- Exercise instructions: Output the data that follows exactly, line for line.

(Dataset records)
— BEGIN —

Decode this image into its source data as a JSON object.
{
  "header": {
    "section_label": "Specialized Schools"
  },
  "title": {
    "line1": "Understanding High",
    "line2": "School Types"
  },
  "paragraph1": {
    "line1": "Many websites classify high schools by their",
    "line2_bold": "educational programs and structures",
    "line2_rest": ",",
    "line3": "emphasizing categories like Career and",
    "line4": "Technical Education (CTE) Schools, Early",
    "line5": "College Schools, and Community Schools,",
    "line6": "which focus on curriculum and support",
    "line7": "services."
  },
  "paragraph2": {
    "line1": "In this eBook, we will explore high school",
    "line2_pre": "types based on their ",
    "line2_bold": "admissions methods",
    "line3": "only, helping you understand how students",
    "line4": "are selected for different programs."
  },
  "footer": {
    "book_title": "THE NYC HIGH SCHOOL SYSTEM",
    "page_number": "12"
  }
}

— END —

- Task solution:
Decode this image into its source data as a JSON object.
{
  "header": {
    "section_label": "Specialized Schools"
  },
  "title": {
    "line1": "Understanding High",
    "line2": "School Types"
  },
  "paragraph1": {
    "line1": "Many websites classify high schools by their",
    "line2_bold": "educational programs and structures",
    "line2_rest": ",",
    "line3": "emphasizing categories like Career and",
    "line4": "Technical Education (CTE) Schools, Early",
    "line5": "College Schools, and Community Schools,",
    "line6": "which focus on curriculum and support",
    "line7": "services."
  },
  "paragraph2": {
    "line1": "In this eBook, we will explore high school",
    "line2_pre": "types based on their ",
    "line2_bold": "admissions methods",
    "line3": "only, helping you understand how students",
    "line4": "are selected for different programs."
  },
  "footer": {
    "book_title": "THE NYC HIGH SCHOOL SYSTEM",
    "page_number": "12"
  }
}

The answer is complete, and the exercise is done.